**What needs to be done**.
Translate this sentence from the xtcp2 performance page into Spanish: "The hot path recycles objects through sync.Pool rather than allocating per socket."

Performance

Performance is the reason xtcp2 was rewritten. On a busy host with many namespaces and hundreds of thousands of sockets, the collector must keep up with the kernel without becoming a noticeable load itself. This document covers the mechanisms that make that possible: pooled allocations, parallel readers, the optional io_uring fast path, and the runtime tuning knobs.

Pooled allocations (pkg/xsync)
Parallel netlink readers
io_uring fast path (implemented, but not recommended)
Runtime tuning
PGO & profiling
Configuration
See also

Pooled allocations (`pkg/xsync`)

The hot path recycles objects through sync.Pool rather than allocating per socket. pkg/xsync provides type-safe generic wrappers (pkg/xsync/pool.go) over sync.Pool and sync.Map, eliminating the interface{} type assertions at every call site and making pool misuse a compile error. pkg/xtcp/init_sync_pools.go wires up the pools used by the collector: packet buffers, netlink message headers, and the protobuf Envelope / XtcpFlatRecord messages. Recycling these keeps GC pressure flat as the socket count grows.

**Dataset section**.

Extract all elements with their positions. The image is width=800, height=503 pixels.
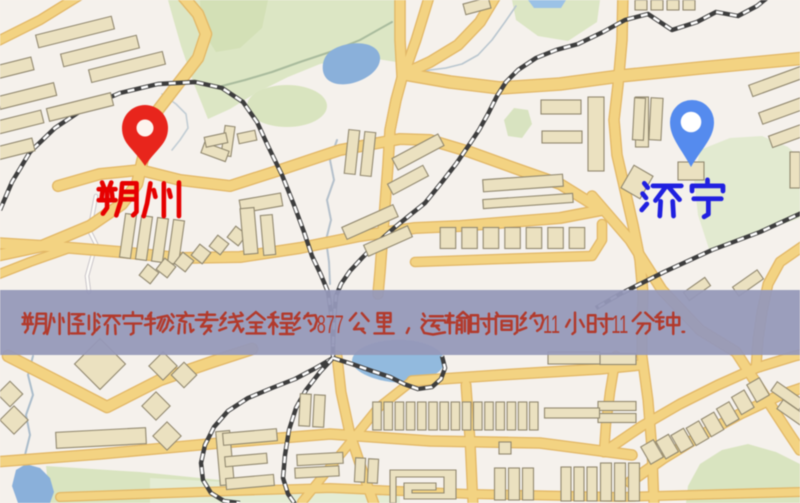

**Reply**.
La ruta crítica recicla objetos mediante sync.Pool en lugar de asignar memoria por cada socket.